**Exercise inputs:**
## Start

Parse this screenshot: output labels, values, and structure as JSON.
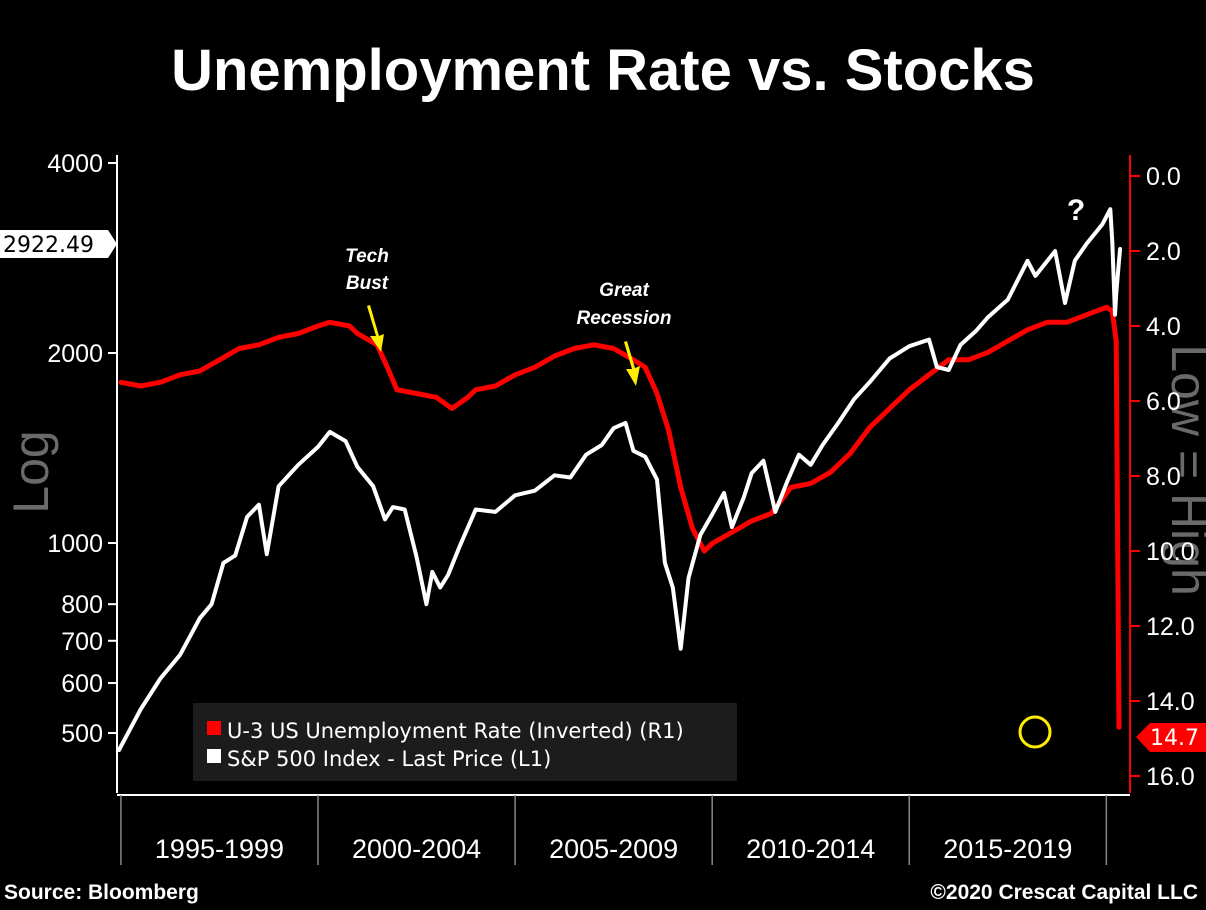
{
  "title": "Unemployment Rate vs. Stocks",
  "source": "Source: Bloomberg",
  "copyright": "©2020 Crescat Capital LLC",
  "colors": {
    "background": "#000000",
    "sp500": "#ffffff",
    "unemployment": "#ff0000",
    "arrow": "#ffee00",
    "circle": "#ffee00"
  },
  "chart_data": {
    "type": "line",
    "x_range": [
      1994.9,
      2020.6
    ],
    "x_periods": [
      "1995-1999",
      "2000-2004",
      "2005-2009",
      "2010-2014",
      "2015-2019"
    ],
    "y_left": {
      "label": "Log",
      "scale": "log",
      "range": [
        470,
        4000
      ],
      "ticks": [
        "4000",
        "2000",
        "1000",
        "800",
        "700",
        "600",
        "500"
      ],
      "tick_values": [
        4000,
        2000,
        1000,
        800,
        700,
        600,
        500
      ],
      "last_value_tag": "2922.49",
      "last_value": 2922.49
    },
    "y_right": {
      "label": "Low = High",
      "inverted": true,
      "range": [
        0,
        16
      ],
      "ticks": [
        "0.0",
        "2.0",
        "4.0",
        "6.0",
        "8.0",
        "10.0",
        "12.0",
        "14.0",
        "16.0"
      ],
      "tick_values": [
        0,
        2,
        4,
        6,
        8,
        10,
        12,
        14,
        16
      ],
      "last_value_tag": "14.7",
      "last_value": 14.7
    },
    "series": [
      {
        "name": "U-3 US Unemployment Rate (Inverted) (R1)",
        "axis": "right",
        "color": "#ff0000",
        "points": [
          [
            1995.0,
            5.5
          ],
          [
            1995.5,
            5.6
          ],
          [
            1996.0,
            5.5
          ],
          [
            1996.5,
            5.3
          ],
          [
            1997.0,
            5.2
          ],
          [
            1997.5,
            4.9
          ],
          [
            1998.0,
            4.6
          ],
          [
            1998.5,
            4.5
          ],
          [
            1999.0,
            4.3
          ],
          [
            1999.5,
            4.2
          ],
          [
            2000.0,
            4.0
          ],
          [
            2000.3,
            3.9
          ],
          [
            2000.8,
            4.0
          ],
          [
            2001.0,
            4.2
          ],
          [
            2001.5,
            4.5
          ],
          [
            2001.8,
            5.2
          ],
          [
            2002.0,
            5.7
          ],
          [
            2002.5,
            5.8
          ],
          [
            2003.0,
            5.9
          ],
          [
            2003.4,
            6.2
          ],
          [
            2003.8,
            5.9
          ],
          [
            2004.0,
            5.7
          ],
          [
            2004.5,
            5.6
          ],
          [
            2005.0,
            5.3
          ],
          [
            2005.5,
            5.1
          ],
          [
            2006.0,
            4.8
          ],
          [
            2006.5,
            4.6
          ],
          [
            2007.0,
            4.5
          ],
          [
            2007.5,
            4.6
          ],
          [
            2008.0,
            4.9
          ],
          [
            2008.3,
            5.1
          ],
          [
            2008.6,
            5.8
          ],
          [
            2008.9,
            6.8
          ],
          [
            2009.2,
            8.3
          ],
          [
            2009.5,
            9.4
          ],
          [
            2009.8,
            10.0
          ],
          [
            2010.0,
            9.8
          ],
          [
            2010.5,
            9.5
          ],
          [
            2011.0,
            9.2
          ],
          [
            2011.5,
            9.0
          ],
          [
            2012.0,
            8.3
          ],
          [
            2012.5,
            8.2
          ],
          [
            2013.0,
            7.9
          ],
          [
            2013.5,
            7.4
          ],
          [
            2014.0,
            6.7
          ],
          [
            2014.5,
            6.2
          ],
          [
            2015.0,
            5.7
          ],
          [
            2015.5,
            5.3
          ],
          [
            2016.0,
            4.9
          ],
          [
            2016.5,
            4.9
          ],
          [
            2017.0,
            4.7
          ],
          [
            2017.5,
            4.4
          ],
          [
            2018.0,
            4.1
          ],
          [
            2018.5,
            3.9
          ],
          [
            2019.0,
            3.9
          ],
          [
            2019.5,
            3.7
          ],
          [
            2020.0,
            3.5
          ],
          [
            2020.15,
            3.6
          ],
          [
            2020.25,
            4.4
          ],
          [
            2020.32,
            14.7
          ]
        ]
      },
      {
        "name": "S&P 500 Index - Last Price (L1)",
        "axis": "left",
        "color": "#ffffff",
        "points": [
          [
            1994.95,
            470
          ],
          [
            1995.5,
            545
          ],
          [
            1996.0,
            610
          ],
          [
            1996.5,
            665
          ],
          [
            1997.0,
            760
          ],
          [
            1997.3,
            800
          ],
          [
            1997.6,
            930
          ],
          [
            1997.9,
            955
          ],
          [
            1998.2,
            1100
          ],
          [
            1998.5,
            1150
          ],
          [
            1998.7,
            960
          ],
          [
            1999.0,
            1230
          ],
          [
            1999.5,
            1330
          ],
          [
            2000.0,
            1420
          ],
          [
            2000.3,
            1500
          ],
          [
            2000.7,
            1450
          ],
          [
            2001.0,
            1320
          ],
          [
            2001.4,
            1230
          ],
          [
            2001.7,
            1090
          ],
          [
            2001.9,
            1140
          ],
          [
            2002.2,
            1130
          ],
          [
            2002.5,
            950
          ],
          [
            2002.75,
            800
          ],
          [
            2002.9,
            900
          ],
          [
            2003.1,
            850
          ],
          [
            2003.3,
            890
          ],
          [
            2003.6,
            990
          ],
          [
            2004.0,
            1130
          ],
          [
            2004.5,
            1120
          ],
          [
            2005.0,
            1190
          ],
          [
            2005.5,
            1210
          ],
          [
            2006.0,
            1280
          ],
          [
            2006.4,
            1270
          ],
          [
            2006.8,
            1380
          ],
          [
            2007.2,
            1430
          ],
          [
            2007.5,
            1520
          ],
          [
            2007.8,
            1550
          ],
          [
            2008.0,
            1400
          ],
          [
            2008.3,
            1370
          ],
          [
            2008.6,
            1260
          ],
          [
            2008.8,
            930
          ],
          [
            2009.0,
            850
          ],
          [
            2009.2,
            680
          ],
          [
            2009.4,
            880
          ],
          [
            2009.7,
            1030
          ],
          [
            2010.0,
            1110
          ],
          [
            2010.3,
            1200
          ],
          [
            2010.5,
            1060
          ],
          [
            2010.8,
            1180
          ],
          [
            2011.0,
            1290
          ],
          [
            2011.3,
            1350
          ],
          [
            2011.6,
            1120
          ],
          [
            2011.9,
            1250
          ],
          [
            2012.2,
            1380
          ],
          [
            2012.5,
            1330
          ],
          [
            2012.8,
            1430
          ],
          [
            2013.2,
            1550
          ],
          [
            2013.6,
            1690
          ],
          [
            2014.0,
            1800
          ],
          [
            2014.5,
            1960
          ],
          [
            2015.0,
            2050
          ],
          [
            2015.5,
            2100
          ],
          [
            2015.7,
            1900
          ],
          [
            2016.0,
            1880
          ],
          [
            2016.3,
            2060
          ],
          [
            2016.7,
            2170
          ],
          [
            2017.0,
            2280
          ],
          [
            2017.5,
            2430
          ],
          [
            2018.0,
            2800
          ],
          [
            2018.2,
            2650
          ],
          [
            2018.7,
            2900
          ],
          [
            2018.95,
            2400
          ],
          [
            2019.2,
            2800
          ],
          [
            2019.5,
            2980
          ],
          [
            2019.9,
            3200
          ],
          [
            2020.1,
            3380
          ],
          [
            2020.15,
            3000
          ],
          [
            2020.22,
            2300
          ],
          [
            2020.25,
            2480
          ],
          [
            2020.32,
            2800
          ],
          [
            2020.35,
            2922.49
          ]
        ]
      }
    ],
    "annotations": [
      {
        "text_lines": [
          "Tech",
          "Bust"
        ],
        "x": 2002.0
      },
      {
        "text_lines": [
          "Great",
          "Recession"
        ],
        "x": 2008.5
      },
      {
        "text": "?",
        "x": 2020.9
      }
    ],
    "legend": {
      "placement": "bottom-left",
      "items": [
        "U-3 US Unemployment Rate (Inverted) (R1)",
        "S&P 500 Index - Last Price (L1)"
      ]
    },
    "grid": false
  }
}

## End

**Aim:** Copy every line in the entries above that has the string "Price" in it.

**The reply:**
        "name": "S&P 500 Index - Last Price (L1)",
        "S&P 500 Index - Last Price (L1)"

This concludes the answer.